◆ Set task:
Tell how many lines in the data below hold the string "Lonestar"; give nothing but the number.

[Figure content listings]
######

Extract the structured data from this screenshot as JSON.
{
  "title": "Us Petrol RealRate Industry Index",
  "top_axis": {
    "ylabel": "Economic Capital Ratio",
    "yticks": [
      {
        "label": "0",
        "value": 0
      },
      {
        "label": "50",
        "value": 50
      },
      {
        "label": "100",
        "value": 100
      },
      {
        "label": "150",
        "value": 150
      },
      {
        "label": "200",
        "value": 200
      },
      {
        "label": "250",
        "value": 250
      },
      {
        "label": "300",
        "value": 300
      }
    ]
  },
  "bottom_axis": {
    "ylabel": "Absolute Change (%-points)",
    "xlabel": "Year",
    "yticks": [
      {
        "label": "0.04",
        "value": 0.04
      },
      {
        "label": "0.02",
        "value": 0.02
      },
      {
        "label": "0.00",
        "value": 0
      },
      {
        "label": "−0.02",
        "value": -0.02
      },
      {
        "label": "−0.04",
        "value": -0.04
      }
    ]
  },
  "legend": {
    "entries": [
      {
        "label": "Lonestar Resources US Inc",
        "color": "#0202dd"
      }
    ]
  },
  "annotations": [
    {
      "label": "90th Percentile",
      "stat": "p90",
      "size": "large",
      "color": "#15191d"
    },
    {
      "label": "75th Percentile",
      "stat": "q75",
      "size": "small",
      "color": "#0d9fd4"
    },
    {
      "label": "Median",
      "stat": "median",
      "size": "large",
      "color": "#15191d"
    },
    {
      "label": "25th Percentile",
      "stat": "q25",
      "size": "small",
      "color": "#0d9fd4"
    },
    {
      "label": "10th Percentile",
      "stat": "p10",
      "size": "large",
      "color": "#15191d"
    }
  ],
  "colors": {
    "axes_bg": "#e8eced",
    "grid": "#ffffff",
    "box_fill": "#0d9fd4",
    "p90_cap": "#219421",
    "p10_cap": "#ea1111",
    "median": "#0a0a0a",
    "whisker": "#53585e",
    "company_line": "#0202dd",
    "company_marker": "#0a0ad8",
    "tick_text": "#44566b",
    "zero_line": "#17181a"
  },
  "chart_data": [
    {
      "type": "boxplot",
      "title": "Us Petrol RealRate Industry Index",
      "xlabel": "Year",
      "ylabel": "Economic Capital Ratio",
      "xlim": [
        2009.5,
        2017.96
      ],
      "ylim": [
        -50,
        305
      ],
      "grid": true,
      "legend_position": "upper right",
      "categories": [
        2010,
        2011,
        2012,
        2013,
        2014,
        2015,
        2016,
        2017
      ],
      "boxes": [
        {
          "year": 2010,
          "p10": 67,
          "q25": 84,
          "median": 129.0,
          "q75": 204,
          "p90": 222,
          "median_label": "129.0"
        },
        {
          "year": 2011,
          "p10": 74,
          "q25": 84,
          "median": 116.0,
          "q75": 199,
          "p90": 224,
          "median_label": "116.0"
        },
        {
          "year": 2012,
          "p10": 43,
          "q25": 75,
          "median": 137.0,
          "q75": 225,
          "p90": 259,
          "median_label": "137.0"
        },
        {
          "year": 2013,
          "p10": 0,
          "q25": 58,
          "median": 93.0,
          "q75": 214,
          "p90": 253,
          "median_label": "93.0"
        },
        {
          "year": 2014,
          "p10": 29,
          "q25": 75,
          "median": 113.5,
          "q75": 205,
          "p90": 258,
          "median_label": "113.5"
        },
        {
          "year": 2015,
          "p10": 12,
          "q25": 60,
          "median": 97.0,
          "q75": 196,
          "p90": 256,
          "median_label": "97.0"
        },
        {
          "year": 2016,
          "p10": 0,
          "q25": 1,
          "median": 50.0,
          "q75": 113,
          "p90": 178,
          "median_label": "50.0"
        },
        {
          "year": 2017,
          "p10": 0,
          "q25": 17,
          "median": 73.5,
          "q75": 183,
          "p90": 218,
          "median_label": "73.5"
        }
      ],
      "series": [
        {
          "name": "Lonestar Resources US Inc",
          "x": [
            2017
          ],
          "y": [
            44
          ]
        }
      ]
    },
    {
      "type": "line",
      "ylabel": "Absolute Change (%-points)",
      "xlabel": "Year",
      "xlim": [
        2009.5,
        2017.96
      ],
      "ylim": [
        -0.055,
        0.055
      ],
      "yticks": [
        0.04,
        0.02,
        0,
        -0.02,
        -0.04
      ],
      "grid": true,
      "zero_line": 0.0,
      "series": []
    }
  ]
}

######

◆ Correct response:
2